| WORK INSTRUCTIONS |
Give only the number of lines in the listing below where the string "Faults" occurs.
○ ○ ○
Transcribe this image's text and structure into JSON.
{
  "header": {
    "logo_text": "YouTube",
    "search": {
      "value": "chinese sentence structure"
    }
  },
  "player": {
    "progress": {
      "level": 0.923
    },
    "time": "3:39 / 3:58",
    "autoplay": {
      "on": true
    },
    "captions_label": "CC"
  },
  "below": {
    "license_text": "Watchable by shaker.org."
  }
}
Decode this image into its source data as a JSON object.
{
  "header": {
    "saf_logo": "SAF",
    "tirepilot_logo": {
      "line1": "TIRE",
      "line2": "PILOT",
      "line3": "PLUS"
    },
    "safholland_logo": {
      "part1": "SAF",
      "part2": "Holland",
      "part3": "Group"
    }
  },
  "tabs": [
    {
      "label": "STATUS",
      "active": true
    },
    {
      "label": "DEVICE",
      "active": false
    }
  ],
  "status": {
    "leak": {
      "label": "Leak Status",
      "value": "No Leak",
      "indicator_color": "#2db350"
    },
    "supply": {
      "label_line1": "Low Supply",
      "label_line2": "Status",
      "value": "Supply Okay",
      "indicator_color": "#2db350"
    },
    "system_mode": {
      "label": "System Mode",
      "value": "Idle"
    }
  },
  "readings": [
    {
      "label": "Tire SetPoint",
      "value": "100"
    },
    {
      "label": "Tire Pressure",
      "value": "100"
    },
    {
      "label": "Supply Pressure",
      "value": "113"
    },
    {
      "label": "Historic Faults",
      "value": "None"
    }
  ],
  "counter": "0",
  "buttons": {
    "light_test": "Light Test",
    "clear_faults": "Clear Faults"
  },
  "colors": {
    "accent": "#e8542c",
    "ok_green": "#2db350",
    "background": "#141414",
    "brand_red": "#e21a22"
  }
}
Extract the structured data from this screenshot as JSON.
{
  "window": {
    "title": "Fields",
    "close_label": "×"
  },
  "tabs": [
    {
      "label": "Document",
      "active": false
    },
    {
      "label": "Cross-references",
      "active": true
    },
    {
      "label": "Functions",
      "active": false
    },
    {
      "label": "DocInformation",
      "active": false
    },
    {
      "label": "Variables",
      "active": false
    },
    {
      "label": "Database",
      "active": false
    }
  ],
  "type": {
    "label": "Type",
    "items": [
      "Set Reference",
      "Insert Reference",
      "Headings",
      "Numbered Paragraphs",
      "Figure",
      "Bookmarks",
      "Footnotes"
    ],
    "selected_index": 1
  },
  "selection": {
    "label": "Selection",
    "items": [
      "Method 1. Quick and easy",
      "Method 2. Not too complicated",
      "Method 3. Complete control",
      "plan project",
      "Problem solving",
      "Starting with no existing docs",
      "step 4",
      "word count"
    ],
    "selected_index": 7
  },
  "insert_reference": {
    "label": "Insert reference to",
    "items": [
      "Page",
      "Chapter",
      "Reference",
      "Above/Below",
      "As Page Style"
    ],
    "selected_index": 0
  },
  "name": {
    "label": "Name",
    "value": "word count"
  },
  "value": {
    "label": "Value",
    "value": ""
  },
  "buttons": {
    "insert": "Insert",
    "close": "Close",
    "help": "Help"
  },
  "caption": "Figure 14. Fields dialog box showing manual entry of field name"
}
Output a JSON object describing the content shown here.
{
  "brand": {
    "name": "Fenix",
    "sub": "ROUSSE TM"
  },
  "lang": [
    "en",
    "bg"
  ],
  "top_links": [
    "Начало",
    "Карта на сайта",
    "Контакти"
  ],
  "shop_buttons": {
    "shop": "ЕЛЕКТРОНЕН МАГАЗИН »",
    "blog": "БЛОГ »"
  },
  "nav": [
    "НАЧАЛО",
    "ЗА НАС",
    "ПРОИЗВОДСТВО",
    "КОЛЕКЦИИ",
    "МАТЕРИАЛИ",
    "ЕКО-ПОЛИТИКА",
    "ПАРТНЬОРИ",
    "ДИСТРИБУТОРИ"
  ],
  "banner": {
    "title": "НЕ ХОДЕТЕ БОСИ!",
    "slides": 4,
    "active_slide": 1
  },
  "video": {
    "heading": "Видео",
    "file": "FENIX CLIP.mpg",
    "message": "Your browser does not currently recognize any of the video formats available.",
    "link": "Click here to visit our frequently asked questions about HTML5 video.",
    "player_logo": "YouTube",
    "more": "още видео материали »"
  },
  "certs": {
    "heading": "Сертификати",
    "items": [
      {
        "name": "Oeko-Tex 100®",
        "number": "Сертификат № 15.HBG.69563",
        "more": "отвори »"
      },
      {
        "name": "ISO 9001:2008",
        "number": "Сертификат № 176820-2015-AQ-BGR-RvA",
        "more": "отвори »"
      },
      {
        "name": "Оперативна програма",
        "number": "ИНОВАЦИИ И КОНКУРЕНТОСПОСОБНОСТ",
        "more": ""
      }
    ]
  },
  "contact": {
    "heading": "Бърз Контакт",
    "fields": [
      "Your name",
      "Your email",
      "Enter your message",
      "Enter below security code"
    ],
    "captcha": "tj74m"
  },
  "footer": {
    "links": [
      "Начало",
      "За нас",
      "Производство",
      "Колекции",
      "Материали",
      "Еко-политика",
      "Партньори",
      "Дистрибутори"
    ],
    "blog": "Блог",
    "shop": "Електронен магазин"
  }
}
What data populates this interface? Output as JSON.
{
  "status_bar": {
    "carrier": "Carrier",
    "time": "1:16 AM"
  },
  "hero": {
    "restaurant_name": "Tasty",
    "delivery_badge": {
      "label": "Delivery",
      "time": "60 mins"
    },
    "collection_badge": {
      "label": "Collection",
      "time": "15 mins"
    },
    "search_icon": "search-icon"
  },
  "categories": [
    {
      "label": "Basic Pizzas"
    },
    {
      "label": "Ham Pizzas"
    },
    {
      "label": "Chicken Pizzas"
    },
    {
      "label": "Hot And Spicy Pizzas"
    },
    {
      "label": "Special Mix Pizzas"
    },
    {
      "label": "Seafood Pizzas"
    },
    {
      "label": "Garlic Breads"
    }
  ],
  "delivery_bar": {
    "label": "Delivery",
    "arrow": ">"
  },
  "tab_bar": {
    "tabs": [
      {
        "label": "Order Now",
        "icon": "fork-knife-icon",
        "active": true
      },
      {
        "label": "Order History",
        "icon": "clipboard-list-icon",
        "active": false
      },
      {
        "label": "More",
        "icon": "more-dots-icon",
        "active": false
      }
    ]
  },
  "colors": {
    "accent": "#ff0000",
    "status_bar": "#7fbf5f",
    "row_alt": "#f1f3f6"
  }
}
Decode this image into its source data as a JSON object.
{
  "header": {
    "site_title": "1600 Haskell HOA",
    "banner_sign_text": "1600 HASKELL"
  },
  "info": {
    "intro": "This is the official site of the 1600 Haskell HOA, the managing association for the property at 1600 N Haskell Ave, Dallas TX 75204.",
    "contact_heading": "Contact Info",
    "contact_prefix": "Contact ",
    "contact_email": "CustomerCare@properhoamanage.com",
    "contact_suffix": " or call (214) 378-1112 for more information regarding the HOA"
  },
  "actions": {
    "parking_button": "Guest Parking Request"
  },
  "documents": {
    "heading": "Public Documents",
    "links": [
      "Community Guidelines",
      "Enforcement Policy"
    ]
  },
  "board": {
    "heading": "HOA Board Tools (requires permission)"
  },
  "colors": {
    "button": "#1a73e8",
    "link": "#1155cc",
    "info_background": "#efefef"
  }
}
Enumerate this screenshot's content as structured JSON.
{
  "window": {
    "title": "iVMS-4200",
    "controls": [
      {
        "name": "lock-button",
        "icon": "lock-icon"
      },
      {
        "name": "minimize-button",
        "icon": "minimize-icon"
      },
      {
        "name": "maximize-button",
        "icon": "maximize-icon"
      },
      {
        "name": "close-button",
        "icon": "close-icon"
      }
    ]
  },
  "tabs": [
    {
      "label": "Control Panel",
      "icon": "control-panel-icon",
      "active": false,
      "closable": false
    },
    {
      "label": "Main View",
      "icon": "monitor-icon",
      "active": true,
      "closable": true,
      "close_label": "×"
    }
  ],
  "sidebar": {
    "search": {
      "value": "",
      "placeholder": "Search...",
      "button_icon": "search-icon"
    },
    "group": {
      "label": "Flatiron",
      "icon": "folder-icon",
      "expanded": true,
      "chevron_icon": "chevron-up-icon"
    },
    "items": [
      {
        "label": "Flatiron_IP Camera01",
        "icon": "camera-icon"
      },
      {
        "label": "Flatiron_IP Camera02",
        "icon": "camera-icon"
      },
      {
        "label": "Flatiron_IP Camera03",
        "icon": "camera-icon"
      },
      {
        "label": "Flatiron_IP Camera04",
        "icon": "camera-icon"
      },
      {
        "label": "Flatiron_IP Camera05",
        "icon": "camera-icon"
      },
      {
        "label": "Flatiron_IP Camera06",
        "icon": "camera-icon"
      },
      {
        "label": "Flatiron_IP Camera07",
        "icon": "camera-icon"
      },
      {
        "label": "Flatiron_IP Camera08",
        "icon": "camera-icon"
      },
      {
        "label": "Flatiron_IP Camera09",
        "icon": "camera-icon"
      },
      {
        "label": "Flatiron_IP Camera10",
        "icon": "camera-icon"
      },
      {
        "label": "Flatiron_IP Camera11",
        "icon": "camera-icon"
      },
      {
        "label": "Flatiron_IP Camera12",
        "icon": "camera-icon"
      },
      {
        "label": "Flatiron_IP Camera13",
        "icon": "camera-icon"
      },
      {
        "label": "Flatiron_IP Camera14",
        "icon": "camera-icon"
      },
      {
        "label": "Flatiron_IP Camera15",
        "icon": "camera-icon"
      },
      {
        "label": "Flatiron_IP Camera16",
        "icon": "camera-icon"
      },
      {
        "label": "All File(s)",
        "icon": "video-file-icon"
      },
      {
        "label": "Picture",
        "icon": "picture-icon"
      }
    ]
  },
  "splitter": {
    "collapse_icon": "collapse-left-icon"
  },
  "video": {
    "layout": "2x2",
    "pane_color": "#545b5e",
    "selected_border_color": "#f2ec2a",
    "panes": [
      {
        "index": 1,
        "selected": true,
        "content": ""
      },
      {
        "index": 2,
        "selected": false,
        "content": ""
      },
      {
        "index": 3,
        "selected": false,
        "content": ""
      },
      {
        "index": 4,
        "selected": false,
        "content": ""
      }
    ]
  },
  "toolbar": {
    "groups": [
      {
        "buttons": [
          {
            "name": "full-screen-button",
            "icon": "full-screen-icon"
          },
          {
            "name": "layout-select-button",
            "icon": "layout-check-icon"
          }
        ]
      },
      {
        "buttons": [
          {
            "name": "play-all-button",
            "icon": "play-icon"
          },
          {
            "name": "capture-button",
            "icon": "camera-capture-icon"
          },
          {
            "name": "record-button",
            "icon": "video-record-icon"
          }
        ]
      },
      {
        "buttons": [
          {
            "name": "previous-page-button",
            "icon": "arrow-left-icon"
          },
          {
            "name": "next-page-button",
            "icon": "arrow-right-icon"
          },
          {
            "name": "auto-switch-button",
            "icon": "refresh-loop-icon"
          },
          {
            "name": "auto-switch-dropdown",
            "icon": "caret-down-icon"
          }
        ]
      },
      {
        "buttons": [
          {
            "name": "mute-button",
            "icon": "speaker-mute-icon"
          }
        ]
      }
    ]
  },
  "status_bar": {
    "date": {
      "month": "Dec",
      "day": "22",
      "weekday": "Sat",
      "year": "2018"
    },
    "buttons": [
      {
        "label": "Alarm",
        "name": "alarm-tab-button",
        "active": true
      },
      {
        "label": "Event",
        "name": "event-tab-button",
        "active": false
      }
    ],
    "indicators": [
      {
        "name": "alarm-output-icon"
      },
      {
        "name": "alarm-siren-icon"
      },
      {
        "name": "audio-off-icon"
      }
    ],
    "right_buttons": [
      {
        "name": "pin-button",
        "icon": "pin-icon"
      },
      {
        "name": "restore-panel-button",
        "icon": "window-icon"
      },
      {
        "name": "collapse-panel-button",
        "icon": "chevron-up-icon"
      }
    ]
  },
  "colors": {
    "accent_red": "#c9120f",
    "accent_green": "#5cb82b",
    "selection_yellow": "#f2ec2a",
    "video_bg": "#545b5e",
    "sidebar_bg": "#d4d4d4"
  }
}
○ ○ ○
| OUTPUT |
2